[Dataset entries]
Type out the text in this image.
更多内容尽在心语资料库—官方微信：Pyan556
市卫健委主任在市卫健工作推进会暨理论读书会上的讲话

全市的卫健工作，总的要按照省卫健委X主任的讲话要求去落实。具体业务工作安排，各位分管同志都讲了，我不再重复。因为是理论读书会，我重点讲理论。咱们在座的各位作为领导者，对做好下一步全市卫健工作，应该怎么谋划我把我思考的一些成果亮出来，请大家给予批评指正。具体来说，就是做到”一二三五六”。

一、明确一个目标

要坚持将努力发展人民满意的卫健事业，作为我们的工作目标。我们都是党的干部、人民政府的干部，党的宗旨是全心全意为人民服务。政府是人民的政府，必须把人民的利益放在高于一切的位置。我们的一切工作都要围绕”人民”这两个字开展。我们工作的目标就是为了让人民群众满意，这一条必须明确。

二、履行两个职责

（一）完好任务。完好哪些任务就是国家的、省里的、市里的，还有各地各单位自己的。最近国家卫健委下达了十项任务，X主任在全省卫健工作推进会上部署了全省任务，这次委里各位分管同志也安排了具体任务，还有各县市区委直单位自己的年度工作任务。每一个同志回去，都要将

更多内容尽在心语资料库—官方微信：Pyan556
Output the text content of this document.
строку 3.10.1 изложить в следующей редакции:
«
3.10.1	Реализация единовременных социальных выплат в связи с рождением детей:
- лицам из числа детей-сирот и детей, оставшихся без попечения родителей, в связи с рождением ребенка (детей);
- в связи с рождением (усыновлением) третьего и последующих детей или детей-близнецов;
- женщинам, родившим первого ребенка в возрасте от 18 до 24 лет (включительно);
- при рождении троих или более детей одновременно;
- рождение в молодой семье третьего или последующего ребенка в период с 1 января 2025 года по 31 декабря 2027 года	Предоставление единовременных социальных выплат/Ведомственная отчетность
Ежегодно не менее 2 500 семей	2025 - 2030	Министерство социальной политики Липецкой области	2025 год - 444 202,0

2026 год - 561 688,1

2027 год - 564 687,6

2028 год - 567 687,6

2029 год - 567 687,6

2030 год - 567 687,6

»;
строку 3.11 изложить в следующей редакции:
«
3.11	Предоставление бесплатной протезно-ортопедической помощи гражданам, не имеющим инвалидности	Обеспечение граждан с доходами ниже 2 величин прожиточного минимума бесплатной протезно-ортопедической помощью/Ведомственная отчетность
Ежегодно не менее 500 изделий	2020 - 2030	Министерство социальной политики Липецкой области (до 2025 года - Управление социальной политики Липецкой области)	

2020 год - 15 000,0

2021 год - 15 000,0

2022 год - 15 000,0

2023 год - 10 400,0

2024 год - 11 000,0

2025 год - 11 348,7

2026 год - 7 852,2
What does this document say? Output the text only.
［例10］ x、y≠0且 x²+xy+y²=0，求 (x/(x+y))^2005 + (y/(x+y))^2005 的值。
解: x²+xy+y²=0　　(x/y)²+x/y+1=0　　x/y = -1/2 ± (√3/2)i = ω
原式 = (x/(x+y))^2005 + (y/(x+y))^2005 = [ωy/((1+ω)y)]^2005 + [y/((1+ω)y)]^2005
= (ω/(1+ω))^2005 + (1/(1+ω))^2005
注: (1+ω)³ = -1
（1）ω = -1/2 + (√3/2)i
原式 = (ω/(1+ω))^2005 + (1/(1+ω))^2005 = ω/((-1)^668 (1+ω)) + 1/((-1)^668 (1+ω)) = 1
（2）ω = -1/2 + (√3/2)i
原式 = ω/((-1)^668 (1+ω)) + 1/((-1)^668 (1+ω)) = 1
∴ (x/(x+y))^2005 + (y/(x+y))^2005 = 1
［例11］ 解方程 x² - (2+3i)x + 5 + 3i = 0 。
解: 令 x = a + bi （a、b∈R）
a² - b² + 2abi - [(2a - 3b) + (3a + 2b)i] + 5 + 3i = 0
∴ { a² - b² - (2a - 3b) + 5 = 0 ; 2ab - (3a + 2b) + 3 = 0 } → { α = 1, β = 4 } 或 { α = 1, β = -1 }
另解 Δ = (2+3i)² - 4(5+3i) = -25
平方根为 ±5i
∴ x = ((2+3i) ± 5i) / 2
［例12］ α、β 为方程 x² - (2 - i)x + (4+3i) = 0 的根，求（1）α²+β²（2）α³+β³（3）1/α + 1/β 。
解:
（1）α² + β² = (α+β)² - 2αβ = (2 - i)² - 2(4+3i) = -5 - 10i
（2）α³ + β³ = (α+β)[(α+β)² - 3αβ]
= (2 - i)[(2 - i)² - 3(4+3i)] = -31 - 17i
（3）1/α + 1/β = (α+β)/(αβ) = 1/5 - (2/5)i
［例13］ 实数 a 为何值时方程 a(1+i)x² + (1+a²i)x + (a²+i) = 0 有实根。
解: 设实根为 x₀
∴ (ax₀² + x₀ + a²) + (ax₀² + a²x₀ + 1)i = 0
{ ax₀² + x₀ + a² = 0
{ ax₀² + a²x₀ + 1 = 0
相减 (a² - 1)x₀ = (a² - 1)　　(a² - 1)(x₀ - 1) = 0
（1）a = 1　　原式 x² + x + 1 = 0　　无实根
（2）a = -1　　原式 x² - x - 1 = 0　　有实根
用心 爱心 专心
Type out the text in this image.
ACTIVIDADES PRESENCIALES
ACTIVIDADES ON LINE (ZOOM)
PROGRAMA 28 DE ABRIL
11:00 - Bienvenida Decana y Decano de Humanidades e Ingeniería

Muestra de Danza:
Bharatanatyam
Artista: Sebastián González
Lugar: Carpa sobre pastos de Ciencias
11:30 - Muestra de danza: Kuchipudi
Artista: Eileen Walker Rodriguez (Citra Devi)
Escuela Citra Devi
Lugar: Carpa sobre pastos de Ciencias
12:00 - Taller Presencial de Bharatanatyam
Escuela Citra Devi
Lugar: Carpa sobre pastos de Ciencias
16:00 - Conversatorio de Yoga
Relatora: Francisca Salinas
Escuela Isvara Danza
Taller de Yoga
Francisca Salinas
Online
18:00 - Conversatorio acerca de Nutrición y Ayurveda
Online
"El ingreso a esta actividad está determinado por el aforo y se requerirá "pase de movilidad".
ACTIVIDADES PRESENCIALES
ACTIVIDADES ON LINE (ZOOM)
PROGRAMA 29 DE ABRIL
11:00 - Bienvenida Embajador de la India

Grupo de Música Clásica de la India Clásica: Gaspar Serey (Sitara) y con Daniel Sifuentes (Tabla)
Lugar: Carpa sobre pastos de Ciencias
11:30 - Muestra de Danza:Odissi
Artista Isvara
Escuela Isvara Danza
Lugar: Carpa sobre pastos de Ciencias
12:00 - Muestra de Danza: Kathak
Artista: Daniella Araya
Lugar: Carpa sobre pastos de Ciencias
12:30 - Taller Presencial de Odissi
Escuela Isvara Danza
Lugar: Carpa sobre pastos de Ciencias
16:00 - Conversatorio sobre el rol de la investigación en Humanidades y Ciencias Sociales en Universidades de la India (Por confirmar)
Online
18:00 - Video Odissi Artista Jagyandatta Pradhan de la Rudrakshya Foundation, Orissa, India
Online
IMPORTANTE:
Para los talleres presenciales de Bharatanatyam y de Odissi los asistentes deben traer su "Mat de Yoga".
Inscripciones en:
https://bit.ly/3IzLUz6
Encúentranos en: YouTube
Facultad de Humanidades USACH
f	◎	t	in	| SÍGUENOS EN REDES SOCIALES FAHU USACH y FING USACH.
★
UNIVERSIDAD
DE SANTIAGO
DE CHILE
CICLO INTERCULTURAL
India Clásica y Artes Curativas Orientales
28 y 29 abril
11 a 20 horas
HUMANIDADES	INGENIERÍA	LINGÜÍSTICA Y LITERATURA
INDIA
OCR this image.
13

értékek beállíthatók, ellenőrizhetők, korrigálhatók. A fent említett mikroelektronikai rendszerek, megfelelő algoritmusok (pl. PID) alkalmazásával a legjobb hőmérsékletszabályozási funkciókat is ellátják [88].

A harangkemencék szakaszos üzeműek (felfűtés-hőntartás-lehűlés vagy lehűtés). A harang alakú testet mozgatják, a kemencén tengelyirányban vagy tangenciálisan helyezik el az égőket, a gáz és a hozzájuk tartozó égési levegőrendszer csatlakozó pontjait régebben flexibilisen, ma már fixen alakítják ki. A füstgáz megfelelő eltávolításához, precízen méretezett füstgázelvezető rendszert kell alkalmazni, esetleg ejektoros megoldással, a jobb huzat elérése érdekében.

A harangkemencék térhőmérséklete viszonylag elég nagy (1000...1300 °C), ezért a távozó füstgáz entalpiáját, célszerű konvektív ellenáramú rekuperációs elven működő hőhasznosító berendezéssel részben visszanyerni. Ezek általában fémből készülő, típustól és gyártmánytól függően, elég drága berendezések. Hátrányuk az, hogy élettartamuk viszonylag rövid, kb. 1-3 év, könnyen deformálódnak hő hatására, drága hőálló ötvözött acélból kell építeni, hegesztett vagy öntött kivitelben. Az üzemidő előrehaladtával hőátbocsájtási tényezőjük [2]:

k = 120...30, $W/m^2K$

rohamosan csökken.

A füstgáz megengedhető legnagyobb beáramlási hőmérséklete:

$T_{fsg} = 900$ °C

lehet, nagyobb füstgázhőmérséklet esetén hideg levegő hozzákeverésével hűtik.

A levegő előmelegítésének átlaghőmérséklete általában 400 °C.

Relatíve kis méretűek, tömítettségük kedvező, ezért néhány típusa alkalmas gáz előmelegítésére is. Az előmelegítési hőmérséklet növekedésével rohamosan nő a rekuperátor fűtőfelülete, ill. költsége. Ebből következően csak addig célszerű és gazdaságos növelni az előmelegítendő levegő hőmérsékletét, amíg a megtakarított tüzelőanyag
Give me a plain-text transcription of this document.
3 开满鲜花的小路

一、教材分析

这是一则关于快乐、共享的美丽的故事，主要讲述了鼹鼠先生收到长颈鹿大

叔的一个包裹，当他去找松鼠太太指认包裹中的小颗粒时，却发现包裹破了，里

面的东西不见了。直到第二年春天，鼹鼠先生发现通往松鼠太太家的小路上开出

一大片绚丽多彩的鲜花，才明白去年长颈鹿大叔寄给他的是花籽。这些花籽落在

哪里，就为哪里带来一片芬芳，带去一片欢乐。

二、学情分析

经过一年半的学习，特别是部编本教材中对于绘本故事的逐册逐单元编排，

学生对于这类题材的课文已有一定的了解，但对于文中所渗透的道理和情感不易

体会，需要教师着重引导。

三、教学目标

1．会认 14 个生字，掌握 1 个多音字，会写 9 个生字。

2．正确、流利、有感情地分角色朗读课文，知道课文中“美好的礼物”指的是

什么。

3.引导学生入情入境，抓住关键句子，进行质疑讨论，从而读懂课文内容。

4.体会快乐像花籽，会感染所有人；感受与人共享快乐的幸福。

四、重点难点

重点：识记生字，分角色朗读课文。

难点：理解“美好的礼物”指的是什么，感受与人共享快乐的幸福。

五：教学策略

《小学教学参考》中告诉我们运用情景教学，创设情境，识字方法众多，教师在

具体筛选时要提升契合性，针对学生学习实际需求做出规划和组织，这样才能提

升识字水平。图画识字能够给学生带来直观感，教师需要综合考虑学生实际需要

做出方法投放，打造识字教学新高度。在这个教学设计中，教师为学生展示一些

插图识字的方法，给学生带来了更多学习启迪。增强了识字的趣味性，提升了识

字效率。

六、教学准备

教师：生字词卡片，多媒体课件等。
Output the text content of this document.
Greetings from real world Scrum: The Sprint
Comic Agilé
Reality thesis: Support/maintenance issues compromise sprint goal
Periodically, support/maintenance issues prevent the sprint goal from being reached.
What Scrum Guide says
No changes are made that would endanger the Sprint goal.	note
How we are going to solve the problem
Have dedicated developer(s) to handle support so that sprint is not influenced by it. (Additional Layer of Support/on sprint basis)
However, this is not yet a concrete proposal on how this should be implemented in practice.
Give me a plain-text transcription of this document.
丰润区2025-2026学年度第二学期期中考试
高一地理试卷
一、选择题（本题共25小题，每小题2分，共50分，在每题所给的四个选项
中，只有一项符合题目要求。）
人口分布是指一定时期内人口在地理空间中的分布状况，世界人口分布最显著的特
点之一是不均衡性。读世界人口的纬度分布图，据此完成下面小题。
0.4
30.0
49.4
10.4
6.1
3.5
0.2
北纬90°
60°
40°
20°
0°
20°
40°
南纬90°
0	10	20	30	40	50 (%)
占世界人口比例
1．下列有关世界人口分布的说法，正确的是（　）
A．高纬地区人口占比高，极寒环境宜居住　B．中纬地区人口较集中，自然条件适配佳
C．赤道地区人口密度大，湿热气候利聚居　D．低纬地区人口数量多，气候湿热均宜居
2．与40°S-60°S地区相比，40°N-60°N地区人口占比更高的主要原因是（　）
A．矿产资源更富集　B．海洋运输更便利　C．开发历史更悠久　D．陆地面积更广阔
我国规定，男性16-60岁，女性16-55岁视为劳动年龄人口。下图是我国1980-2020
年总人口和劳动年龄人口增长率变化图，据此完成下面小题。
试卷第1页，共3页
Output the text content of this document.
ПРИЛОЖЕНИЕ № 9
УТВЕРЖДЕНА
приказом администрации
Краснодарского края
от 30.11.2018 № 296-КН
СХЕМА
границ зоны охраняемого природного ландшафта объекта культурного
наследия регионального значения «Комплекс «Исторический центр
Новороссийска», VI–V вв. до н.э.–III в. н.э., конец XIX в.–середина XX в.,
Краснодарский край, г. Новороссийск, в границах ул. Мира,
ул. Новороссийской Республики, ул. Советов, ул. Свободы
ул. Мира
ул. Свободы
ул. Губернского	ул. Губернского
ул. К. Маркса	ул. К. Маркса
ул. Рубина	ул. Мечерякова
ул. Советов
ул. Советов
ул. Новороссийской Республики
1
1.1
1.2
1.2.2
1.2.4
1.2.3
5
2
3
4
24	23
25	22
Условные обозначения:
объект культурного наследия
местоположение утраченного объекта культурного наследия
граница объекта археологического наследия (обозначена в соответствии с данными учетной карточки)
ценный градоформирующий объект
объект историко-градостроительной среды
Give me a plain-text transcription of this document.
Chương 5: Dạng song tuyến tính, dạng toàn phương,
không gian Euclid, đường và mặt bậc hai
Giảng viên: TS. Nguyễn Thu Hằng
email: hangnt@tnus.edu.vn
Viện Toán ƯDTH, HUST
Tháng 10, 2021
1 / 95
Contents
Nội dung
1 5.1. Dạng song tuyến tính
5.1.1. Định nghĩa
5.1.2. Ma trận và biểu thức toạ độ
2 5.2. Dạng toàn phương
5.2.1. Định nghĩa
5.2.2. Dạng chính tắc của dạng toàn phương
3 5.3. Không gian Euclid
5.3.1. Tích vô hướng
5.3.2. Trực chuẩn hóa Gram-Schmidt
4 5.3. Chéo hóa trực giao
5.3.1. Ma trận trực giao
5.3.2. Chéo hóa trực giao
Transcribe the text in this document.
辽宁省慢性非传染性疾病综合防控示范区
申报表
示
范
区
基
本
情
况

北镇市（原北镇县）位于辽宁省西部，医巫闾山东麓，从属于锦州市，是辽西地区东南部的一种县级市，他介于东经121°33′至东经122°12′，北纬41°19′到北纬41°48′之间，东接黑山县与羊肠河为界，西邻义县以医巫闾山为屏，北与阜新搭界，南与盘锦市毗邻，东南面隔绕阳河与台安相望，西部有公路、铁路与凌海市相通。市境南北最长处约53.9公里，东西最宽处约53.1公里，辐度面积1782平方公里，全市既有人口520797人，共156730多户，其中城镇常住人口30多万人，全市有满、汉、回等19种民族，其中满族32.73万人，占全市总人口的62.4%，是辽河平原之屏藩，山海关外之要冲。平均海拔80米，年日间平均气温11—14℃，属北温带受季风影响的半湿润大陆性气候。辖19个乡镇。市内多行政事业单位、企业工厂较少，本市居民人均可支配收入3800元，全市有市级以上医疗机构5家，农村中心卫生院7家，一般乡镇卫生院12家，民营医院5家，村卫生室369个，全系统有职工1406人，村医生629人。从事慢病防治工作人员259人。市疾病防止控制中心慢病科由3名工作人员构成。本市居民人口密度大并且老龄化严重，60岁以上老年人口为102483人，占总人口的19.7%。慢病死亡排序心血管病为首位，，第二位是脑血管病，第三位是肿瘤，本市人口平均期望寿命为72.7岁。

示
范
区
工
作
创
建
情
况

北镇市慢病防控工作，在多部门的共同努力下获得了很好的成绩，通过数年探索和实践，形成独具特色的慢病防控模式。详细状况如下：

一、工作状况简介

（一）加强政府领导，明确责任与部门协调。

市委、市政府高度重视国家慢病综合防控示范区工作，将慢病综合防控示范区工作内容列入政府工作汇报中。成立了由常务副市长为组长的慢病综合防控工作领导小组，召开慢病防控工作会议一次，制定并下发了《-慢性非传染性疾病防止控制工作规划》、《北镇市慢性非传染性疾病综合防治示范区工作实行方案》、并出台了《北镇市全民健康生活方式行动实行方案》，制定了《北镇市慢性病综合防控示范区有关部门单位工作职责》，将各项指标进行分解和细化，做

[WHAT IS NEEDED] Gather and return every line that holds the string "giao".

[COMPLETE ANSWER]
4 5.3. Chéo hóa trực giao
5.3.1. Ma trận trực giao
5.3.2. Chéo hóa trực giao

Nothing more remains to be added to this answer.